━━━━━ Data to use

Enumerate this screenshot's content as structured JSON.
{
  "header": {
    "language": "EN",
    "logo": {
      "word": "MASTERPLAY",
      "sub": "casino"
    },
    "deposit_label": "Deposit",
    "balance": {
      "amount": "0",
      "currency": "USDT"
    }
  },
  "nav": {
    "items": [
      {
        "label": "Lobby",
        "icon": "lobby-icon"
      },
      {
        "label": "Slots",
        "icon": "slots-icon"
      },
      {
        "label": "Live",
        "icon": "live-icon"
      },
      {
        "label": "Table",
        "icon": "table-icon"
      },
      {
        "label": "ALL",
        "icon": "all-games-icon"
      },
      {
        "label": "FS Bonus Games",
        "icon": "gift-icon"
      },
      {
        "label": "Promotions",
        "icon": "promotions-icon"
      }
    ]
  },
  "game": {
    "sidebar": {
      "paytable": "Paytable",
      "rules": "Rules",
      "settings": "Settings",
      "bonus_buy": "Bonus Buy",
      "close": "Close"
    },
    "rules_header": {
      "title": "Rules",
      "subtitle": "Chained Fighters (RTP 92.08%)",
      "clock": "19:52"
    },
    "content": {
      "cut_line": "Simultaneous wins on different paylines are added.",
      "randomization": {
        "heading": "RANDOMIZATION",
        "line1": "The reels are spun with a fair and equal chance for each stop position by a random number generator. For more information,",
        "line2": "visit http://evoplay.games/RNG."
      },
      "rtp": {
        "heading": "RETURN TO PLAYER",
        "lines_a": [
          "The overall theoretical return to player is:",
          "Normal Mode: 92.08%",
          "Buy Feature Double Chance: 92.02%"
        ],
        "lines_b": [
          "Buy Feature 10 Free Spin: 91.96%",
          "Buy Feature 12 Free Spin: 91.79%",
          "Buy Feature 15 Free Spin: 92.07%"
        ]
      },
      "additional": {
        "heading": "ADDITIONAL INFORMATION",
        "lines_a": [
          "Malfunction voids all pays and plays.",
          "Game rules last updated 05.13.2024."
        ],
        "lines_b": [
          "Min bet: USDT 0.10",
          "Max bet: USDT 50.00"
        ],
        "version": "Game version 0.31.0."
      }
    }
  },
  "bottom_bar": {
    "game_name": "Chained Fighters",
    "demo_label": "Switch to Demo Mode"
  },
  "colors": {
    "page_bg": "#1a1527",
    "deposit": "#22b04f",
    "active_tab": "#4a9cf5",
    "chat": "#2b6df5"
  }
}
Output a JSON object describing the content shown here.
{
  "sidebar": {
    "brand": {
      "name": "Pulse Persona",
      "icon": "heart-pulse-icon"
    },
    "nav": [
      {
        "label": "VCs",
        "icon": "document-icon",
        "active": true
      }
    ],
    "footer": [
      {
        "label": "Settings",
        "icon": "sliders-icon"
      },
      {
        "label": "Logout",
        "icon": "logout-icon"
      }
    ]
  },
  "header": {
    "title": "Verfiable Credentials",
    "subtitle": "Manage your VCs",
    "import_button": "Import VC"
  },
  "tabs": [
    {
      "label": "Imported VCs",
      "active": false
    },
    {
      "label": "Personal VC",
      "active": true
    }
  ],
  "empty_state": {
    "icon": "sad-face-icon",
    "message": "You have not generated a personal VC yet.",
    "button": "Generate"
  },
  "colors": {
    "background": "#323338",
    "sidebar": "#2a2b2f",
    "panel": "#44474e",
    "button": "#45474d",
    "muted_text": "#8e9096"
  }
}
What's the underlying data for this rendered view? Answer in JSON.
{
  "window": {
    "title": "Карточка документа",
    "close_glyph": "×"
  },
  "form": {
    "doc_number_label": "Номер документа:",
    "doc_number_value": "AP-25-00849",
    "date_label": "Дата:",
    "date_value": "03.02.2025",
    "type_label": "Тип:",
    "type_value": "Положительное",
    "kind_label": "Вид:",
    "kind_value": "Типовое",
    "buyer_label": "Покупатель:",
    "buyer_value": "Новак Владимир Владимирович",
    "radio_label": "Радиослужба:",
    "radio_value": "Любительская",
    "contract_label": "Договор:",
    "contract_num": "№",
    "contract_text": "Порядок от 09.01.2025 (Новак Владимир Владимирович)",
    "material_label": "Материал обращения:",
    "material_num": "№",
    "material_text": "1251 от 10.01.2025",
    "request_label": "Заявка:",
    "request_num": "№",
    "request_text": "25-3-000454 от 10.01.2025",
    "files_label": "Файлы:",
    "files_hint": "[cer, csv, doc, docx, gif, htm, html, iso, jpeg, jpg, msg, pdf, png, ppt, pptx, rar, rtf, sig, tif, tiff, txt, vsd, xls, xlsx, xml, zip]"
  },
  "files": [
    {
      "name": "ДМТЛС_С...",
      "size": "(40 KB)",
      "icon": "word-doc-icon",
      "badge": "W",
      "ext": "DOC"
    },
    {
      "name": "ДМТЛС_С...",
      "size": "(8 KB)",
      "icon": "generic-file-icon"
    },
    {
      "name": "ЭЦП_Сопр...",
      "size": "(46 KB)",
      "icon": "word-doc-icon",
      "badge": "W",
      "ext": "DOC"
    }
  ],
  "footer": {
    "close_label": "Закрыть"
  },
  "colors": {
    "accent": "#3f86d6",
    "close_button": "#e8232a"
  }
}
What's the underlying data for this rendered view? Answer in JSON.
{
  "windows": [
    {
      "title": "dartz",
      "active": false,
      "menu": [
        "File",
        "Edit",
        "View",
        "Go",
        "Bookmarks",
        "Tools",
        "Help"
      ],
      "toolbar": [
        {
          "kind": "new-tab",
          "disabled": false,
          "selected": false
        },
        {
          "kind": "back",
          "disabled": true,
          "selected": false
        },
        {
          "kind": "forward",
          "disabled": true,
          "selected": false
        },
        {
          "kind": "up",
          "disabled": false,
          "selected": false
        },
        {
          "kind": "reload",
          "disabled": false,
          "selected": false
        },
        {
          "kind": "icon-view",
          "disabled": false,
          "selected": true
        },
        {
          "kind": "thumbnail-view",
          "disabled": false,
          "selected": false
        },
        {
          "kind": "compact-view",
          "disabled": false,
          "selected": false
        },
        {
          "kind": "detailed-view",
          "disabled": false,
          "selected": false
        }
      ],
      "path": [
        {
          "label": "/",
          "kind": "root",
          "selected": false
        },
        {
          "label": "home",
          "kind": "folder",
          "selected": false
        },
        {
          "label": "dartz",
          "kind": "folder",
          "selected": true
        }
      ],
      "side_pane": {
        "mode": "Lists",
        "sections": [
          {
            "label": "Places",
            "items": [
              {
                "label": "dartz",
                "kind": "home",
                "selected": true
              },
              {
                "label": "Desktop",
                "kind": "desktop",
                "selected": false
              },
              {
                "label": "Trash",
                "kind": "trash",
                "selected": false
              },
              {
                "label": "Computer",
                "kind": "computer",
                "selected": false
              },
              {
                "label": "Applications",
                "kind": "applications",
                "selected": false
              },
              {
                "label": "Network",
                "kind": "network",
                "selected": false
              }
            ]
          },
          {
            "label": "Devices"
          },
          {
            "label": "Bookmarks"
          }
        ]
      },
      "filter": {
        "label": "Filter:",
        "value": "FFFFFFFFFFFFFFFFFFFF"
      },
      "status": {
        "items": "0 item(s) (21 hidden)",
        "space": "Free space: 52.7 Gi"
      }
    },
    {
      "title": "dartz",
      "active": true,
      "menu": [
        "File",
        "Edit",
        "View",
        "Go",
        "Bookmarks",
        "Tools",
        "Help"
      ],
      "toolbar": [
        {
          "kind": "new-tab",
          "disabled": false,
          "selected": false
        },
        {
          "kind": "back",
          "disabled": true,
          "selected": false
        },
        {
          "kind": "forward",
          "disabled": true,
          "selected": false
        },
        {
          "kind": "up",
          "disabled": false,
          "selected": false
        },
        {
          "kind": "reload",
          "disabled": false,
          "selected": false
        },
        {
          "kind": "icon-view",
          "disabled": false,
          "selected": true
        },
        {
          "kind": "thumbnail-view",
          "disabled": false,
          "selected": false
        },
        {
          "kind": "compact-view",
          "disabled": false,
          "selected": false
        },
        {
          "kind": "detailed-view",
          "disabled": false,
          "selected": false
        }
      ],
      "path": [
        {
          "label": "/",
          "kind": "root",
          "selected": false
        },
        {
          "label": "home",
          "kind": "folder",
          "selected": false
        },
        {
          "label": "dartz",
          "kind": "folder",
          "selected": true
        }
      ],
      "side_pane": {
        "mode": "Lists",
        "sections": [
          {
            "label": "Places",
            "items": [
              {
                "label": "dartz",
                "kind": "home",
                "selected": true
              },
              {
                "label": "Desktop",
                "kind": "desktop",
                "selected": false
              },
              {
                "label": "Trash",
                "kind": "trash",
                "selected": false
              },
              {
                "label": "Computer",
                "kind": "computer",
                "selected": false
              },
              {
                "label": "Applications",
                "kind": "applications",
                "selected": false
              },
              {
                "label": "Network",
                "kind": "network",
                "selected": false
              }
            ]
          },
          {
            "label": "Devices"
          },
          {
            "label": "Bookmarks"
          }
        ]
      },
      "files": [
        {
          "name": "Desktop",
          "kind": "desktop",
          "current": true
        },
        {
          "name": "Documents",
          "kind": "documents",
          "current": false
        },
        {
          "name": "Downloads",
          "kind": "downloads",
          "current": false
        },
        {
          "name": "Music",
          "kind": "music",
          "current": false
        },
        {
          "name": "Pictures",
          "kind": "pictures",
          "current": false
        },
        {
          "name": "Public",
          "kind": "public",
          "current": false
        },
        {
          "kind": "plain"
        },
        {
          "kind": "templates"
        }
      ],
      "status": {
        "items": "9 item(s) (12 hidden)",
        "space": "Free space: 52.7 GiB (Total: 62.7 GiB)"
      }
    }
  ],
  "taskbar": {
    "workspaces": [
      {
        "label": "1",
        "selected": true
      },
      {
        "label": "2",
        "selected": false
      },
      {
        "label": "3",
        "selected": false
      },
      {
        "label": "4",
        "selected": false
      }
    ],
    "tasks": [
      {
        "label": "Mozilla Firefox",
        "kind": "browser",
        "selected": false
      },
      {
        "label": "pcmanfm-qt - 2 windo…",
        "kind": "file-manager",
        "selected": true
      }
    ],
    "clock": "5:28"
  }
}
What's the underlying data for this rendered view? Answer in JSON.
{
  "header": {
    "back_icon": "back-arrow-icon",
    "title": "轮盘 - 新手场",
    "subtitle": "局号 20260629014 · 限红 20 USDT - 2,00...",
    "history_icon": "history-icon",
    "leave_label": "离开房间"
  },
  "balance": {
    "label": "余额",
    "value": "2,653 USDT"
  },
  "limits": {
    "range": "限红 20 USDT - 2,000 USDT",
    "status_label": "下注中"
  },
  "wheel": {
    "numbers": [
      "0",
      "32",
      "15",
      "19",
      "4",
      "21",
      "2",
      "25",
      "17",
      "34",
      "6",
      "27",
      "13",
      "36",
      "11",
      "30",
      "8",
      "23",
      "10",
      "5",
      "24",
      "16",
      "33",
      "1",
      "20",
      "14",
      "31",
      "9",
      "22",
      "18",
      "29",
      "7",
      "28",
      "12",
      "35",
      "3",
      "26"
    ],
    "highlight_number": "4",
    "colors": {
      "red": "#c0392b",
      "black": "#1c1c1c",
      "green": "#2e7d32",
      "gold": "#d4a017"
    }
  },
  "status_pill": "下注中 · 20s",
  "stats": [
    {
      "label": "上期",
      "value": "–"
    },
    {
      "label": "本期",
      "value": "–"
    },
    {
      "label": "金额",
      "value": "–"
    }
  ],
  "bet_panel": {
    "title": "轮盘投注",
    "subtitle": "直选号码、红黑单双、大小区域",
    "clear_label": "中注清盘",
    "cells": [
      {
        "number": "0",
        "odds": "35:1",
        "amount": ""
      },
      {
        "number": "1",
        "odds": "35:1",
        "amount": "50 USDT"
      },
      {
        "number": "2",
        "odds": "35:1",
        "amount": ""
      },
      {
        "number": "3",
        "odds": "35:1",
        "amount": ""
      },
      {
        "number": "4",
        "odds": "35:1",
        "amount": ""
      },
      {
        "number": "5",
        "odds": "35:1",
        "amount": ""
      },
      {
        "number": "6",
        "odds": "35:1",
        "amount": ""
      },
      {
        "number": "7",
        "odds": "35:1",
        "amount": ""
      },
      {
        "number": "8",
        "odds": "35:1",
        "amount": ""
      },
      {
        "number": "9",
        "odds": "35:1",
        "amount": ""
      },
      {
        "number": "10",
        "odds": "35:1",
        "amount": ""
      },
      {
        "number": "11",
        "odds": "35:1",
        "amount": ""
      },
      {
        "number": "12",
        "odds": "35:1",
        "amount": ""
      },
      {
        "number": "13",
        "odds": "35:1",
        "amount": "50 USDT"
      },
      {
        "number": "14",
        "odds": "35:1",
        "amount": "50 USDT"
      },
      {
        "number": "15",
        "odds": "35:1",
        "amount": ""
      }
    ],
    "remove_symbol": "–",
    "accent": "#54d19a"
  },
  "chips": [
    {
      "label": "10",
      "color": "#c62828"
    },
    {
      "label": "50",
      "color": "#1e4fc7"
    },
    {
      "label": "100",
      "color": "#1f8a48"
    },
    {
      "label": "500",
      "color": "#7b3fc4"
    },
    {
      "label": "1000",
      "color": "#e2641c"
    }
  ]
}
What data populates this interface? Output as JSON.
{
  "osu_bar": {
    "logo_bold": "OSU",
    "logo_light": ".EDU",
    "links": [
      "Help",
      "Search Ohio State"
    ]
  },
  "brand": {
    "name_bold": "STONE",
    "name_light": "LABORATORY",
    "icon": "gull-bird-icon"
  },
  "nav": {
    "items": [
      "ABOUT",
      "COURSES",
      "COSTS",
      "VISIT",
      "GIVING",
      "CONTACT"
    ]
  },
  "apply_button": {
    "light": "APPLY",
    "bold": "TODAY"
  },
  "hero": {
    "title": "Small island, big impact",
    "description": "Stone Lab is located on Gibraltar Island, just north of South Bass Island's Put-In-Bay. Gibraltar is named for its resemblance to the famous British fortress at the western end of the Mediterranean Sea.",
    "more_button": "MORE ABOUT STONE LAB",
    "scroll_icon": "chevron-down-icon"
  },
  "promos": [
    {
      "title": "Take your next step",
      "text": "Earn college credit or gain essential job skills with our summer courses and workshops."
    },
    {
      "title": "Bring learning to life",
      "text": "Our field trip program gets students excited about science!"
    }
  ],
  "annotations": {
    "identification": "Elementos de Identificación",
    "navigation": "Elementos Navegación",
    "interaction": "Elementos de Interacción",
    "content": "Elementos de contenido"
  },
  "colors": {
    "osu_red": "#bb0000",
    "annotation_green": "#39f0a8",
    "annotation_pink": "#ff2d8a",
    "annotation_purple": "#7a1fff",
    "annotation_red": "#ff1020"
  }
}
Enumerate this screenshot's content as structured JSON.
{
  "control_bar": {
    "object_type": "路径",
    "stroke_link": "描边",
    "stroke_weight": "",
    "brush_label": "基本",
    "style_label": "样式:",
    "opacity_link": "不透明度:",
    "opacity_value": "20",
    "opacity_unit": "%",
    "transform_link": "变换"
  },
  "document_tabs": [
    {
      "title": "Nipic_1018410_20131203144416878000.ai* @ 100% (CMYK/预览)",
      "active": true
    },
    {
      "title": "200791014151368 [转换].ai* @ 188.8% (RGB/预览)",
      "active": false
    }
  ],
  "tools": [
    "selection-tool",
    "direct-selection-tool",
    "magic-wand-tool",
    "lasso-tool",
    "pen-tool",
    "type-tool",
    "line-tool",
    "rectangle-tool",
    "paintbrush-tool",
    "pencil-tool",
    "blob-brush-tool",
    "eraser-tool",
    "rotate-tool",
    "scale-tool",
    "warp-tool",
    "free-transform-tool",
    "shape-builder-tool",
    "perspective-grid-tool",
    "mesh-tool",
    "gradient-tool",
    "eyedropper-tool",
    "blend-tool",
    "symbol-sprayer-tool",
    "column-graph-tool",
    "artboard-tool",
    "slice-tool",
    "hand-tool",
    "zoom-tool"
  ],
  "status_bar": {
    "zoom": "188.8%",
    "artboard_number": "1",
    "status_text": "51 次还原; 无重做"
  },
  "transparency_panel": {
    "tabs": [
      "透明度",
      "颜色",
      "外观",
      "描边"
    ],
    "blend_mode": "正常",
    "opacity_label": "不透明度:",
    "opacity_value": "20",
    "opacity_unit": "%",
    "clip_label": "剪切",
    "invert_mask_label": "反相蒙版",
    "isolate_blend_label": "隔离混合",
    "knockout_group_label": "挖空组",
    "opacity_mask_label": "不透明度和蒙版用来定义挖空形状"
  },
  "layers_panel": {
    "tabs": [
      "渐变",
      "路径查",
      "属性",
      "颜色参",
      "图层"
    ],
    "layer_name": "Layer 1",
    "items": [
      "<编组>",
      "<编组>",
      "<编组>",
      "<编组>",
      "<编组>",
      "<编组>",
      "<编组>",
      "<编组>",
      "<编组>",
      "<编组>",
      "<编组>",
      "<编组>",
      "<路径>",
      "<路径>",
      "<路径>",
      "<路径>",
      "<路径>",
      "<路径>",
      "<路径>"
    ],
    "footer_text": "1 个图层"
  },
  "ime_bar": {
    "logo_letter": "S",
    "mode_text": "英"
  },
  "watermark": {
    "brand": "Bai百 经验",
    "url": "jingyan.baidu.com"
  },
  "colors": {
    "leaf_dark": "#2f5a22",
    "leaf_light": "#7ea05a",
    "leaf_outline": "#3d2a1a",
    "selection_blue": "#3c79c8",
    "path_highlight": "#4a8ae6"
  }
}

━━━━━━━━━━

▶ _Work to do_: Every line containing the string "Chained" must be listed.

▶ _Exercise result_:
      "subtitle": "Chained Fighters (RTP 92.08%)",
    "game_name": "Chained Fighters",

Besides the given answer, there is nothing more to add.